**Prompt:**
What is the number of lines in the entries below that include the word "Index"? Provide the number only.

**Record list:**
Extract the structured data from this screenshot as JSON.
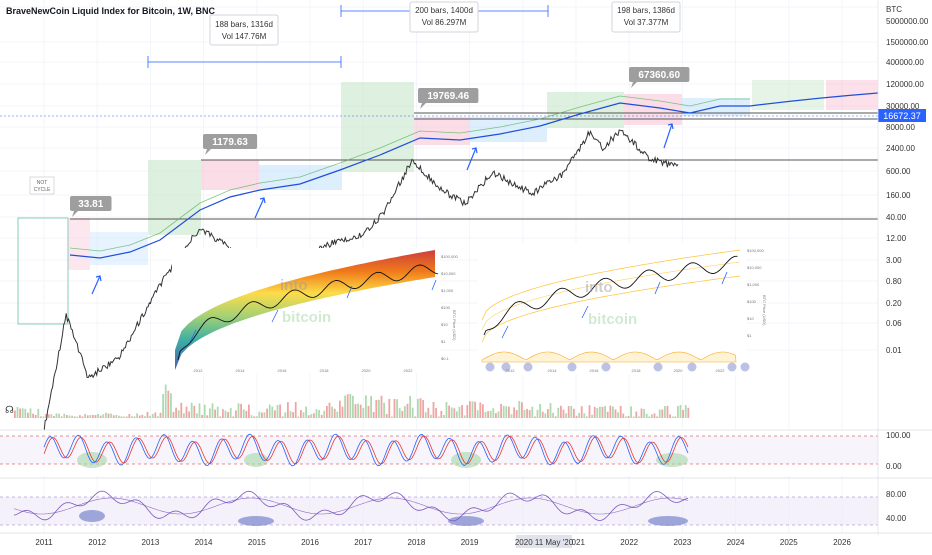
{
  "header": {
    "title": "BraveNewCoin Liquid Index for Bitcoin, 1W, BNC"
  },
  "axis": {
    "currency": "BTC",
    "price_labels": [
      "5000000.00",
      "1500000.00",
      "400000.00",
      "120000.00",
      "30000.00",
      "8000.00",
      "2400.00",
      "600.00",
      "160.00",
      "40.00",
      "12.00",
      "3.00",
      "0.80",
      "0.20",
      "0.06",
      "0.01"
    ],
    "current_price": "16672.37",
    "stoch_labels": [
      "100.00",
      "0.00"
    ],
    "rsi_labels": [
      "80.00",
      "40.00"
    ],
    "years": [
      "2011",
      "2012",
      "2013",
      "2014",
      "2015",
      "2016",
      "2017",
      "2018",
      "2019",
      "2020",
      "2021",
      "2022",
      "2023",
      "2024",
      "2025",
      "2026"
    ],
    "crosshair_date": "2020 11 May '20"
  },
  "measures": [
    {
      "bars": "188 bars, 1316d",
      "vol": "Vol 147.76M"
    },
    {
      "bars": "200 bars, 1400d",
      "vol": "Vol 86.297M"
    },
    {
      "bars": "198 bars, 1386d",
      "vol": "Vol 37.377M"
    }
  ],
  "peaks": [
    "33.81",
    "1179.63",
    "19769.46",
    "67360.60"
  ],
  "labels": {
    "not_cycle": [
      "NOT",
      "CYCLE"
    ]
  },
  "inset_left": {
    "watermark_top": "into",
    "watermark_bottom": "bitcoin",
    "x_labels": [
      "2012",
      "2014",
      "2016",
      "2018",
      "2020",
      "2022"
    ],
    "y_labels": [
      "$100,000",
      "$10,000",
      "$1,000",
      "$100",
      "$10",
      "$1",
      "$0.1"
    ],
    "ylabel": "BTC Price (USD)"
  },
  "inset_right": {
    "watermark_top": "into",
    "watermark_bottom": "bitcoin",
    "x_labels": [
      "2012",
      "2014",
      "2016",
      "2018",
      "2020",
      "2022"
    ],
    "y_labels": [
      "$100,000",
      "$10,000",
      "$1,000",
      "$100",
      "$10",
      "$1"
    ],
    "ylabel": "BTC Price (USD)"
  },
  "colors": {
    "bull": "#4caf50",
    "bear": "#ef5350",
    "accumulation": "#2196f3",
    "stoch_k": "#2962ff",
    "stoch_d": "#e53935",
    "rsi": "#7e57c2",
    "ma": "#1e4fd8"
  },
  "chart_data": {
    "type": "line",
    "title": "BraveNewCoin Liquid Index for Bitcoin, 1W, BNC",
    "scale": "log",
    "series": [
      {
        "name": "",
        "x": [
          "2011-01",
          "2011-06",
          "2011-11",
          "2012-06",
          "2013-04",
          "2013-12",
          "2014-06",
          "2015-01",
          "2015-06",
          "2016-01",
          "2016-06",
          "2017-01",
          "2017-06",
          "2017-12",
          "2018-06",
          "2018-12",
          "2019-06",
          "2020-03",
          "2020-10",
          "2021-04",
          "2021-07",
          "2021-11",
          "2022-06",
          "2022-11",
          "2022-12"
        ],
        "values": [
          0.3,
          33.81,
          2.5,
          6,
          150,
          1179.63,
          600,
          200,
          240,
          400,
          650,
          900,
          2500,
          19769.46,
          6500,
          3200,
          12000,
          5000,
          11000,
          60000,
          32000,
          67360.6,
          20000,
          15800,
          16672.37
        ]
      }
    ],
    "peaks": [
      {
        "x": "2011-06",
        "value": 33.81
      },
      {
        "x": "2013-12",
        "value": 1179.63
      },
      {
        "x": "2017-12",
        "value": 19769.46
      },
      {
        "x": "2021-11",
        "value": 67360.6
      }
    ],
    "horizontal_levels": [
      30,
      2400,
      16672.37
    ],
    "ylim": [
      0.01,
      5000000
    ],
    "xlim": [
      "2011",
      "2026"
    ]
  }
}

**Complete answer:**
2